(Saved entries)

--- START ---

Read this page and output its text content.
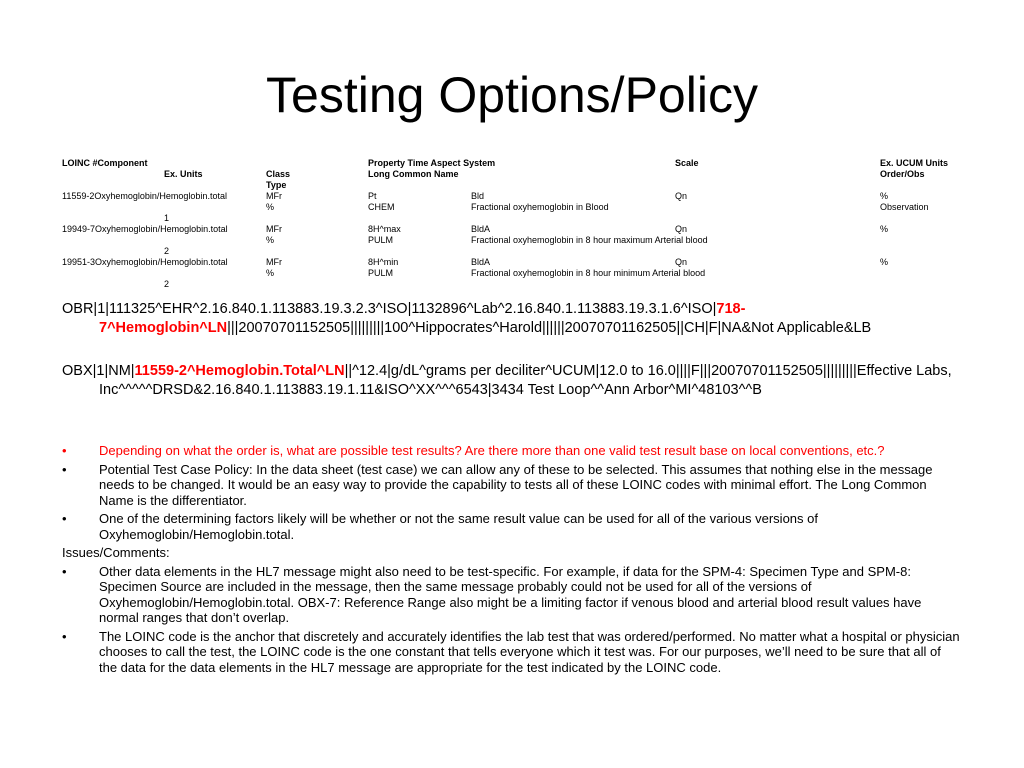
Testing Options/Policy
LOINC #Component	Property Time Aspect System	Scale	Ex. UCUM Units
Ex. Units	Class	Long Common Name	Order/Obs
Type
11559-2Oxyhemoglobin/Hemoglobin.total	MFr	Pt	Bld	Qn	%
%	CHEM	Fractional oxyhemoglobin in Blood	Observation
1
19949-7Oxyhemoglobin/Hemoglobin.total	MFr	8H^max	BldA	Qn	%
%	PULM	Fractional oxyhemoglobin in 8 hour maximum Arterial blood
2
19951-3Oxyhemoglobin/Hemoglobin.total	MFr	8H^min	BldA	Qn	%
%	PULM	Fractional oxyhemoglobin in 8 hour minimum Arterial blood
2
OBR|1|111325^EHR^2.16.840.1.113883.19.3.2.3^ISO|1132896^Lab^2.16.840.1.113883.19.3.1.6^ISO|718-7^Hemoglobin^LN|||20070701152505|||||||||100^Hippocrates^Harold||||||20070701162505||CH|F|NA&Not Applicable&LB
OBX|1|NM|11559-2^Hemoglobin.Total^LN||^12.4|g/dL^grams per deciliter^UCUM|12.0 to 16.0||||F|||20070701152505|||||||||Effective Labs, Inc^^^^^DRSD&2.16.840.1.113883.19.1.11&ISO^XX^^^6543|3434 Test Loop^^Ann Arbor^MI^48103^^B
• Depending on what the order is, what are possible test results? Are there more than one valid test result base on local conventions, etc.?
• Potential Test Case Policy: In the data sheet (test case) we can allow any of these to be selected. This assumes that nothing else in the message needs to be changed. It would be an easy way to provide the capability to tests all of these LOINC codes with minimal effort. The Long Common Name is the differentiator.
• One of the determining factors likely will be whether or not the same result value can be used for all of the various versions of Oxyhemoglobin/Hemoglobin.total.
Issues/Comments:
• Other data elements in the HL7 message might also need to be test-specific. For example, if data for the SPM-4: Specimen Type and SPM-8: Specimen Source are included in the message, then the same message probably could not be used for all of the versions of Oxyhemoglobin/Hemoglobin.total. OBX-7: Reference Range also might be a limiting factor if venous blood and arterial blood result values have normal ranges that don’t overlap.
• The LOINC code is the anchor that discretely and accurately identifies the lab test that was ordered/performed. No matter what a hospital or physician chooses to call the test, the LOINC code is the one constant that tells everyone which it test was. For our purposes, we’ll need to be sure that all of the data for the data elements in the HL7 message are appropriate for the test indicated by the LOINC code.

--- END ---

What is needed:
Print the full listing exactly, dropping the pictures.

Correct result:
Read this page and output its text content.
Testing Options/Policy
LOINC #Component	Property Time Aspect System	Scale	Ex. UCUM Units
Ex. Units	Class	Long Common Name	Order/Obs
Type
11559-2Oxyhemoglobin/Hemoglobin.total	MFr	Pt	Bld	Qn	%
%	CHEM	Fractional oxyhemoglobin in Blood	Observation
1
19949-7Oxyhemoglobin/Hemoglobin.total	MFr	8H^max	BldA	Qn	%
%	PULM	Fractional oxyhemoglobin in 8 hour maximum Arterial blood
2
19951-3Oxyhemoglobin/Hemoglobin.total	MFr	8H^min	BldA	Qn	%
%	PULM	Fractional oxyhemoglobin in 8 hour minimum Arterial blood
2
OBR|1|111325^EHR^2.16.840.1.113883.19.3.2.3^ISO|1132896^Lab^2.16.840.1.113883.19.3.1.6^ISO|718-7^Hemoglobin^LN|||20070701152505|||||||||100^Hippocrates^Harold||||||20070701162505||CH|F|NA&Not Applicable&LB
OBX|1|NM|11559-2^Hemoglobin.Total^LN||^12.4|g/dL^grams per deciliter^UCUM|12.0 to 16.0||||F|||20070701152505|||||||||Effective Labs, Inc^^^^^DRSD&2.16.840.1.113883.19.1.11&ISO^XX^^^6543|3434 Test Loop^^Ann Arbor^MI^48103^^B
• Depending on what the order is, what are possible test results? Are there more than one valid test result base on local conventions, etc.?
• Potential Test Case Policy: In the data sheet (test case) we can allow any of these to be selected. This assumes that nothing else in the message needs to be changed. It would be an easy way to provide the capability to tests all of these LOINC codes with minimal effort. The Long Common Name is the differentiator.
• One of the determining factors likely will be whether or not the same result value can be used for all of the various versions of Oxyhemoglobin/Hemoglobin.total.
Issues/Comments:
• Other data elements in the HL7 message might also need to be test-specific. For example, if data for the SPM-4: Specimen Type and SPM-8: Specimen Source are included in the message, then the same message probably could not be used for all of the versions of Oxyhemoglobin/Hemoglobin.total. OBX-7: Reference Range also might be a limiting factor if venous blood and arterial blood result values have normal ranges that don’t overlap.
• The LOINC code is the anchor that discretely and accurately identifies the lab test that was ordered/performed. No matter what a hospital or physician chooses to call the test, the LOINC code is the one constant that tells everyone which it test was. For our purposes, we’ll need to be sure that all of the data for the data elements in the HL7 message are appropriate for the test indicated by the LOINC code.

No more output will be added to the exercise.